Copy all of the material exactly. Pictures are not to appear in the copy.

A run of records
= = =
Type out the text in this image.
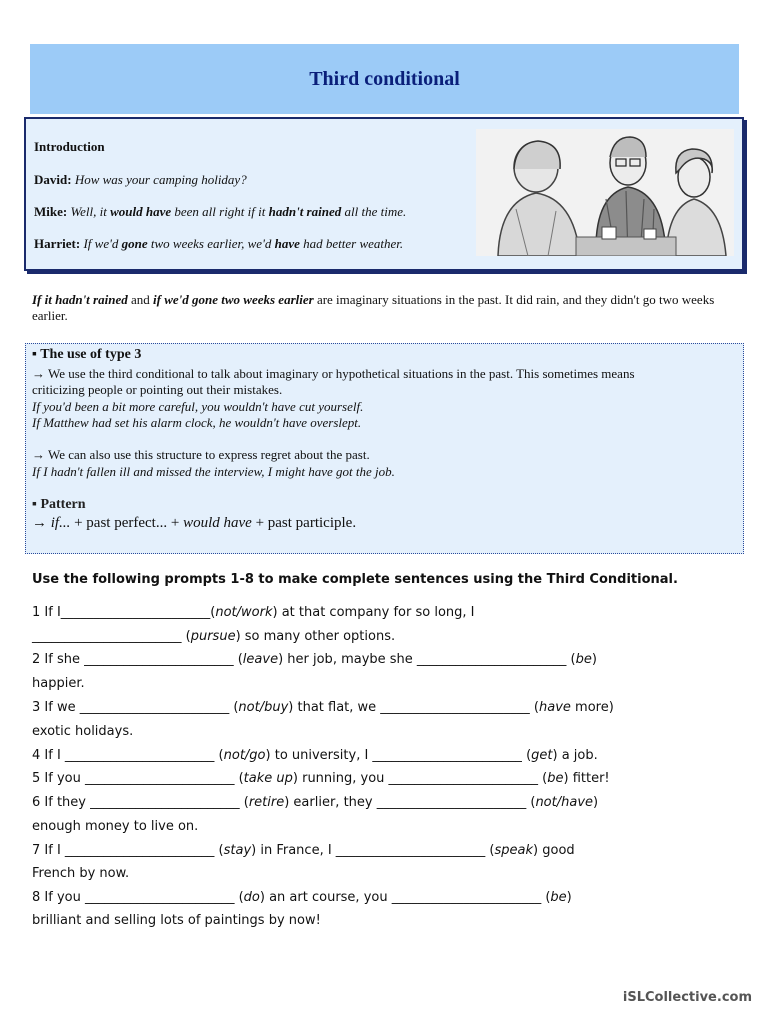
Third conditional

Introduction

David: How was your camping holiday?

Mike: Well, it would have been all right if it hadn't rained all the time.

Harriet: If we'd gone two weeks earlier, we'd have had better weather.

If it hadn't rained and if we'd gone two weeks earlier are imaginary situations in the past. It did rain, and they didn't go two weeks earlier.
▪ The use of type 3
→ We use the third conditional to talk about imaginary or hypothetical situations in the past. This sometimes means
criticizing people or pointing out their mistakes.
If you'd been a bit more careful, you wouldn't have cut yourself.
If Matthew had set his alarm clock, he wouldn't have overslept.
→ We can also use this structure to express regret about the past.
If I hadn't fallen ill and missed the interview, I might have got the job.
▪ Pattern
→ if... + past perfect... + would have + past participle.
Use the following prompts 1-8 to make complete sentences using the Third Conditional.
1 If I_______________________(not/work) at that company for so long, I
_______________________ (pursue) so many other options.
2 If she _______________________ (leave) her job, maybe she _______________________ (be)
happier.
3 If we _______________________ (not/buy) that flat, we _______________________ (have more)
exotic holidays.
4 If I _______________________ (not/go) to university, I _______________________ (get) a job.
5 If you _______________________ (take up) running, you _______________________ (be) fitter!
6 If they _______________________ (retire) earlier, they _______________________ (not/have)
enough money to live on.
7 If I _______________________ (stay) in France, I _______________________ (speak) good
French by now.
8 If you _______________________ (do) an art course, you _______________________ (be)
brilliant and selling lots of paintings by now!
iSLCollective.com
= = =
- FULL SOLUTION
Type out the text in this image.
Third conditional

Introduction

David: How was your camping holiday?

Mike: Well, it would have been all right if it hadn't rained all the time.

Harriet: If we'd gone two weeks earlier, we'd have had better weather.

If it hadn't rained and if we'd gone two weeks earlier are imaginary situations in the past. It did rain, and they didn't go two weeks earlier.
▪ The use of type 3
→ We use the third conditional to talk about imaginary or hypothetical situations in the past. This sometimes means
criticizing people or pointing out their mistakes.
If you'd been a bit more careful, you wouldn't have cut yourself.
If Matthew had set his alarm clock, he wouldn't have overslept.
→ We can also use this structure to express regret about the past.
If I hadn't fallen ill and missed the interview, I might have got the job.
▪ Pattern
→ if... + past perfect... + would have + past participle.
Use the following prompts 1-8 to make complete sentences using the Third Conditional.
1 If I_______________________(not/work) at that company for so long, I
_______________________ (pursue) so many other options.
2 If she _______________________ (leave) her job, maybe she _______________________ (be)
happier.
3 If we _______________________ (not/buy) that flat, we _______________________ (have more)
exotic holidays.
4 If I _______________________ (not/go) to university, I _______________________ (get) a job.
5 If you _______________________ (take up) running, you _______________________ (be) fitter!
6 If they _______________________ (retire) earlier, they _______________________ (not/have)
enough money to live on.
7 If I _______________________ (stay) in France, I _______________________ (speak) good
French by now.
8 If you _______________________ (do) an art course, you _______________________ (be)
brilliant and selling lots of paintings by now!
iSLCollective.com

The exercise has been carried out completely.